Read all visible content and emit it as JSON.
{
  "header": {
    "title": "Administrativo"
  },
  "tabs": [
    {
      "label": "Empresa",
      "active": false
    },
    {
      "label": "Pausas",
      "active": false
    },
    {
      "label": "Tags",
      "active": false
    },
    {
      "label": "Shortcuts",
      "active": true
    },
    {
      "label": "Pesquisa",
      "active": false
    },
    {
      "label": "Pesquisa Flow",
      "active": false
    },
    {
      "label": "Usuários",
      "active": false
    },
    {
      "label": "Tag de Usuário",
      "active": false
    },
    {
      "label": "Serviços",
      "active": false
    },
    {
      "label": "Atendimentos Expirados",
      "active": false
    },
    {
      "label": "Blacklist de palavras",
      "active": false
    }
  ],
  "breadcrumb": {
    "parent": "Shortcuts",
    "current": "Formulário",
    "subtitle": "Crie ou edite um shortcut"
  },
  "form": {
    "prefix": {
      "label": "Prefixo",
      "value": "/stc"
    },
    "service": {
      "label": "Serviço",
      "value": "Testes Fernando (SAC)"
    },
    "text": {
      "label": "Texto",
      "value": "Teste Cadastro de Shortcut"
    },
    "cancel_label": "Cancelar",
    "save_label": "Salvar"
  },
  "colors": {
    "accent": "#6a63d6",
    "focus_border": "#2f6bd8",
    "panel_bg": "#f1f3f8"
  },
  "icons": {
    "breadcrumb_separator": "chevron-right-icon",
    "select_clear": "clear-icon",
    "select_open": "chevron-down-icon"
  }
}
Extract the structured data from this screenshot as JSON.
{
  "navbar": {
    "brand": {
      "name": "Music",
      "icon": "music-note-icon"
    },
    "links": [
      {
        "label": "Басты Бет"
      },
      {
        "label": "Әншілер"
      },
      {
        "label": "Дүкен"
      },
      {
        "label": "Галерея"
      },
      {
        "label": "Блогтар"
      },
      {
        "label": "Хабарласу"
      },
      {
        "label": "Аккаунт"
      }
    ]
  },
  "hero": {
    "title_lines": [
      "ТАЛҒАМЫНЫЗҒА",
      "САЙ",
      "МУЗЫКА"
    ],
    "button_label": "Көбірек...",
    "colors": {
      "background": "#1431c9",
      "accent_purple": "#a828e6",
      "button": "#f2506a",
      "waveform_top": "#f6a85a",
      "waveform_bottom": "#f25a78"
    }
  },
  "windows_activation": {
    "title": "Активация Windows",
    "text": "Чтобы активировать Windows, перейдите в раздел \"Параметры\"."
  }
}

** TO BE DONE **
In the entries above, identify every line with the string "Pesquisa".

** TASK SOLUTION **
      "label": "Pesquisa",
      "label": "Pesquisa Flow",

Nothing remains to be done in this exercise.